> **Exercise instructions**
Give the entries again, word for word.

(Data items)
________________________

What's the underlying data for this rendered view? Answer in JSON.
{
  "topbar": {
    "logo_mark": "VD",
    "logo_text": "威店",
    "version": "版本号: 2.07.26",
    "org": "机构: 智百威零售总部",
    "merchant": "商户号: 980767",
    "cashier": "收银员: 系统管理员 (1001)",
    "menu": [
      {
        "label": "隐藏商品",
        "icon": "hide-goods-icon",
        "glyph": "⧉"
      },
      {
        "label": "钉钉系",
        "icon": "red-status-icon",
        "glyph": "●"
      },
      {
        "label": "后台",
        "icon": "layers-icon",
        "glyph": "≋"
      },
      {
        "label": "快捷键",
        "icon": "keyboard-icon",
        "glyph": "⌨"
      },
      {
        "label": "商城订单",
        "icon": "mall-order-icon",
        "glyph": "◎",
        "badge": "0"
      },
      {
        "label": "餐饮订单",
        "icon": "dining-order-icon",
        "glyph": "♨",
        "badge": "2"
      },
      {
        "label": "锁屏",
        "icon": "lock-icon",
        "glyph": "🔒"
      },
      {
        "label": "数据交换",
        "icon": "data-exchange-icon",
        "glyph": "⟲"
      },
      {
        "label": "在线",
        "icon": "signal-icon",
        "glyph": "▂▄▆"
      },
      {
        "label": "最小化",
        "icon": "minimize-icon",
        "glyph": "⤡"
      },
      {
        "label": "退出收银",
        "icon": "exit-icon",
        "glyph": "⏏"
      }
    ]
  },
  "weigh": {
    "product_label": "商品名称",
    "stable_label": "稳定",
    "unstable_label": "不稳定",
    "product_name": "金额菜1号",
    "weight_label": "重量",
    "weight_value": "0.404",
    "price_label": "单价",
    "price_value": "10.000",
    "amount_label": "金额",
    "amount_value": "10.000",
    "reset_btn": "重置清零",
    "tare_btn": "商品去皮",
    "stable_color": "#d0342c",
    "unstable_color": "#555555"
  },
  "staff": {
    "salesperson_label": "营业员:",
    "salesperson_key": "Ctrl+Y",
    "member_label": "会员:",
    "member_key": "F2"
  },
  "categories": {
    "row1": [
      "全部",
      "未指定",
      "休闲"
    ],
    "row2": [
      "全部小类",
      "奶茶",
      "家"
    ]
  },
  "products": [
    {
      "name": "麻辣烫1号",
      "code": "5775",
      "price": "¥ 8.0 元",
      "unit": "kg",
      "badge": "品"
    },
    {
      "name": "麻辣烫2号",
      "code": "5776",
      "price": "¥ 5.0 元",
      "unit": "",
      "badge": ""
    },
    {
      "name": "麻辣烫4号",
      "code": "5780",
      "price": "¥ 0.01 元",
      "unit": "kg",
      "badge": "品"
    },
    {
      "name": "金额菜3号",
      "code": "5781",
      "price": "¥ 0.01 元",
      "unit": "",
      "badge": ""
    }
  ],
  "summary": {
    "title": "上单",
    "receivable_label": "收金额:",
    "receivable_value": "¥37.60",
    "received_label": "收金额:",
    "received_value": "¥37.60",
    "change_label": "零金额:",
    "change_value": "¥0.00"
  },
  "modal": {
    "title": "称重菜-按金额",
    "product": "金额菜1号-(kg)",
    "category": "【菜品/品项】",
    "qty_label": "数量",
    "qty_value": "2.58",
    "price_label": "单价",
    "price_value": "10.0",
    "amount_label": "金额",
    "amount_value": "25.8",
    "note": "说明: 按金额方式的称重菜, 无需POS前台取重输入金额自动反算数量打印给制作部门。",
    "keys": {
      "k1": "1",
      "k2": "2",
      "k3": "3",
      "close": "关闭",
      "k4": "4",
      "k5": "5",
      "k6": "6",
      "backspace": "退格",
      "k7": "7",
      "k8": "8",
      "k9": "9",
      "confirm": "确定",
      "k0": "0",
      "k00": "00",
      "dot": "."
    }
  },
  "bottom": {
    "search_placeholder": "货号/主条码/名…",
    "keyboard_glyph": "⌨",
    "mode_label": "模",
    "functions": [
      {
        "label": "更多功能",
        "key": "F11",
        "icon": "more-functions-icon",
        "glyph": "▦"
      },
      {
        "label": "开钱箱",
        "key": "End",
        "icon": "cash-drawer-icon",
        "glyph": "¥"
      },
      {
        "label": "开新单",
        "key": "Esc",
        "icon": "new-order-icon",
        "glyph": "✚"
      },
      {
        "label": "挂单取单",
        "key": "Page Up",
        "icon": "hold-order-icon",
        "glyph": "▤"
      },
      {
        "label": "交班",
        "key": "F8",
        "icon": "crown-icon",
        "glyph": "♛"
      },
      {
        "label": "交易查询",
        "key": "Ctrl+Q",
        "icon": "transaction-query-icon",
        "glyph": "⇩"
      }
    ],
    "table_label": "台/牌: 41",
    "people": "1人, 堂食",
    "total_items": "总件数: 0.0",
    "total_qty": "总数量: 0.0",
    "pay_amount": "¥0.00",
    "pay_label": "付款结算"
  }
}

________________________

> **The response**
What's the underlying data for this rendered view? Answer in JSON.
{
  "topbar": {
    "logo_mark": "VD",
    "logo_text": "威店",
    "version": "版本号: 2.07.26",
    "org": "机构: 智百威零售总部",
    "merchant": "商户号: 980767",
    "cashier": "收银员: 系统管理员 (1001)",
    "menu": [
      {
        "label": "隐藏商品",
        "icon": "hide-goods-icon",
        "glyph": "⧉"
      },
      {
        "label": "钉钉系",
        "icon": "red-status-icon",
        "glyph": "●"
      },
      {
        "label": "后台",
        "icon": "layers-icon",
        "glyph": "≋"
      },
      {
        "label": "快捷键",
        "icon": "keyboard-icon",
        "glyph": "⌨"
      },
      {
        "label": "商城订单",
        "icon": "mall-order-icon",
        "glyph": "◎",
        "badge": "0"
      },
      {
        "label": "餐饮订单",
        "icon": "dining-order-icon",
        "glyph": "♨",
        "badge": "2"
      },
      {
        "label": "锁屏",
        "icon": "lock-icon",
        "glyph": "🔒"
      },
      {
        "label": "数据交换",
        "icon": "data-exchange-icon",
        "glyph": "⟲"
      },
      {
        "label": "在线",
        "icon": "signal-icon",
        "glyph": "▂▄▆"
      },
      {
        "label": "最小化",
        "icon": "minimize-icon",
        "glyph": "⤡"
      },
      {
        "label": "退出收银",
        "icon": "exit-icon",
        "glyph": "⏏"
      }
    ]
  },
  "weigh": {
    "product_label": "商品名称",
    "stable_label": "稳定",
    "unstable_label": "不稳定",
    "product_name": "金额菜1号",
    "weight_label": "重量",
    "weight_value": "0.404",
    "price_label": "单价",
    "price_value": "10.000",
    "amount_label": "金额",
    "amount_value": "10.000",
    "reset_btn": "重置清零",
    "tare_btn": "商品去皮",
    "stable_color": "#d0342c",
    "unstable_color": "#555555"
  },
  "staff": {
    "salesperson_label": "营业员:",
    "salesperson_key": "Ctrl+Y",
    "member_label": "会员:",
    "member_key": "F2"
  },
  "categories": {
    "row1": [
      "全部",
      "未指定",
      "休闲"
    ],
    "row2": [
      "全部小类",
      "奶茶",
      "家"
    ]
  },
  "products": [
    {
      "name": "麻辣烫1号",
      "code": "5775",
      "price": "¥ 8.0 元",
      "unit": "kg",
      "badge": "品"
    },
    {
      "name": "麻辣烫2号",
      "code": "5776",
      "price": "¥ 5.0 元",
      "unit": "",
      "badge": ""
    },
    {
      "name": "麻辣烫4号",
      "code": "5780",
      "price": "¥ 0.01 元",
      "unit": "kg",
      "badge": "品"
    },
    {
      "name": "金额菜3号",
      "code": "5781",
      "price": "¥ 0.01 元",
      "unit": "",
      "badge": ""
    }
  ],
  "summary": {
    "title": "上单",
    "receivable_label": "收金额:",
    "receivable_value": "¥37.60",
    "received_label": "收金额:",
    "received_value": "¥37.60",
    "change_label": "零金额:",
    "change_value": "¥0.00"
  },
  "modal": {
    "title": "称重菜-按金额",
    "product": "金额菜1号-(kg)",
    "category": "【菜品/品项】",
    "qty_label": "数量",
    "qty_value": "2.58",
    "price_label": "单价",
    "price_value": "10.0",
    "amount_label": "金额",
    "amount_value": "25.8",
    "note": "说明: 按金额方式的称重菜, 无需POS前台取重输入金额自动反算数量打印给制作部门。",
    "keys": {
      "k1": "1",
      "k2": "2",
      "k3": "3",
      "close": "关闭",
      "k4": "4",
      "k5": "5",
      "k6": "6",
      "backspace": "退格",
      "k7": "7",
      "k8": "8",
      "k9": "9",
      "confirm": "确定",
      "k0": "0",
      "k00": "00",
      "dot": "."
    }
  },
  "bottom": {
    "search_placeholder": "货号/主条码/名…",
    "keyboard_glyph": "⌨",
    "mode_label": "模",
    "functions": [
      {
        "label": "更多功能",
        "key": "F11",
        "icon": "more-functions-icon",
        "glyph": "▦"
      },
      {
        "label": "开钱箱",
        "key": "End",
        "icon": "cash-drawer-icon",
        "glyph": "¥"
      },
      {
        "label": "开新单",
        "key": "Esc",
        "icon": "new-order-icon",
        "glyph": "✚"
      },
      {
        "label": "挂单取单",
        "key": "Page Up",
        "icon": "hold-order-icon",
        "glyph": "▤"
      },
      {
        "label": "交班",
        "key": "F8",
        "icon": "crown-icon",
        "glyph": "♛"
      },
      {
        "label": "交易查询",
        "key": "Ctrl+Q",
        "icon": "transaction-query-icon",
        "glyph": "⇩"
      }
    ],
    "table_label": "台/牌: 41",
    "people": "1人, 堂食",
    "total_items": "总件数: 0.0",
    "total_qty": "总数量: 0.0",
    "pay_amount": "¥0.00",
    "pay_label": "付款结算"
  }
}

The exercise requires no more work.